Stated exercise - Write the line that includes "Give me the" and all subsequent lines, exactly as written, and nothing more.

***** Material provided *****

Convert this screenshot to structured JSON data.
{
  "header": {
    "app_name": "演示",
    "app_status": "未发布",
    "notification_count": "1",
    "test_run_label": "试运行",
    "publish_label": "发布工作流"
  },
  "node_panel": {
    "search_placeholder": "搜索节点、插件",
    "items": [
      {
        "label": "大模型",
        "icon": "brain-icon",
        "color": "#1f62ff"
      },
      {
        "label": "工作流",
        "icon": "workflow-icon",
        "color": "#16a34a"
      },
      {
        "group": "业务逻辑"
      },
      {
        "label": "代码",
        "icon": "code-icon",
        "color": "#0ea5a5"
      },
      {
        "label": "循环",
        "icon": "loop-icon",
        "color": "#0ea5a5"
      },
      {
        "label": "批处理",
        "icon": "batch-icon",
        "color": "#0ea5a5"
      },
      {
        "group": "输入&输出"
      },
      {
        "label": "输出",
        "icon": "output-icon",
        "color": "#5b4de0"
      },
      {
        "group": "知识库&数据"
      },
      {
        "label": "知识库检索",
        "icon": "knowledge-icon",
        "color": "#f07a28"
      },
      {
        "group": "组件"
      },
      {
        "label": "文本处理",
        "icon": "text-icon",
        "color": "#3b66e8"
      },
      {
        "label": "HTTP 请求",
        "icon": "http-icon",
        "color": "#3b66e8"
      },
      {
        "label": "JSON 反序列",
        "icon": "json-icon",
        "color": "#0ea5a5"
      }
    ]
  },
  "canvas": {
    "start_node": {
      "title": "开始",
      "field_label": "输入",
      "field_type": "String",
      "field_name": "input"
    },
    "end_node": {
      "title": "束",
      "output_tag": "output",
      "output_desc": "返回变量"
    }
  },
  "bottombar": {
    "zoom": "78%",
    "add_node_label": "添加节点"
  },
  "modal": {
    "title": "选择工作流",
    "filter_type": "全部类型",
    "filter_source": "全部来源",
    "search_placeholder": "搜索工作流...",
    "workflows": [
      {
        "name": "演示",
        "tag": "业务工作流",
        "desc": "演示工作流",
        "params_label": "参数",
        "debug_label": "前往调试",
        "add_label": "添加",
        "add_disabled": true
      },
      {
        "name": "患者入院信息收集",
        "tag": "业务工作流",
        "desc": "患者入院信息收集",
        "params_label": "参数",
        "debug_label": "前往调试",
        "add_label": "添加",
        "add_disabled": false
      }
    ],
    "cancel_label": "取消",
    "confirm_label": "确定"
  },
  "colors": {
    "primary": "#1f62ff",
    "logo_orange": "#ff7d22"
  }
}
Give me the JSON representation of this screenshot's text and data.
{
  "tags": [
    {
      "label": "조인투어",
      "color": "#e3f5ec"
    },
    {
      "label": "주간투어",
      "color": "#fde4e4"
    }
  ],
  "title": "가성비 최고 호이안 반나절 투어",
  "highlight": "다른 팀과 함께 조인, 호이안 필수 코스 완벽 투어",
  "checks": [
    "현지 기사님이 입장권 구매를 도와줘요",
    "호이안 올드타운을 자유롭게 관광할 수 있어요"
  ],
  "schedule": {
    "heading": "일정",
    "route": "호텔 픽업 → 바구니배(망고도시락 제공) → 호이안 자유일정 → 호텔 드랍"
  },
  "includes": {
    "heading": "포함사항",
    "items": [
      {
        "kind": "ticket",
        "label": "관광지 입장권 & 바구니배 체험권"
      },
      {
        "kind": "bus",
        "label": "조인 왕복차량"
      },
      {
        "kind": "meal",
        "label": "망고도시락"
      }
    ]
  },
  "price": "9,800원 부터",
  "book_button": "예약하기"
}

*****

The answer -
Give me the JSON representation of this screenshot's text and data.
{
  "tags": [
    {
      "label": "조인투어",
      "color": "#e3f5ec"
    },
    {
      "label": "주간투어",
      "color": "#fde4e4"
    }
  ],
  "title": "가성비 최고 호이안 반나절 투어",
  "highlight": "다른 팀과 함께 조인, 호이안 필수 코스 완벽 투어",
  "checks": [
    "현지 기사님이 입장권 구매를 도와줘요",
    "호이안 올드타운을 자유롭게 관광할 수 있어요"
  ],
  "schedule": {
    "heading": "일정",
    "route": "호텔 픽업 → 바구니배(망고도시락 제공) → 호이안 자유일정 → 호텔 드랍"
  },
  "includes": {
    "heading": "포함사항",
    "items": [
      {
        "kind": "ticket",
        "label": "관광지 입장권 & 바구니배 체험권"
      },
      {
        "kind": "bus",
        "label": "조인 왕복차량"
      },
      {
        "kind": "meal",
        "label": "망고도시락"
      }
    ]
  },
  "price": "9,800원 부터",
  "book_button": "예약하기"
}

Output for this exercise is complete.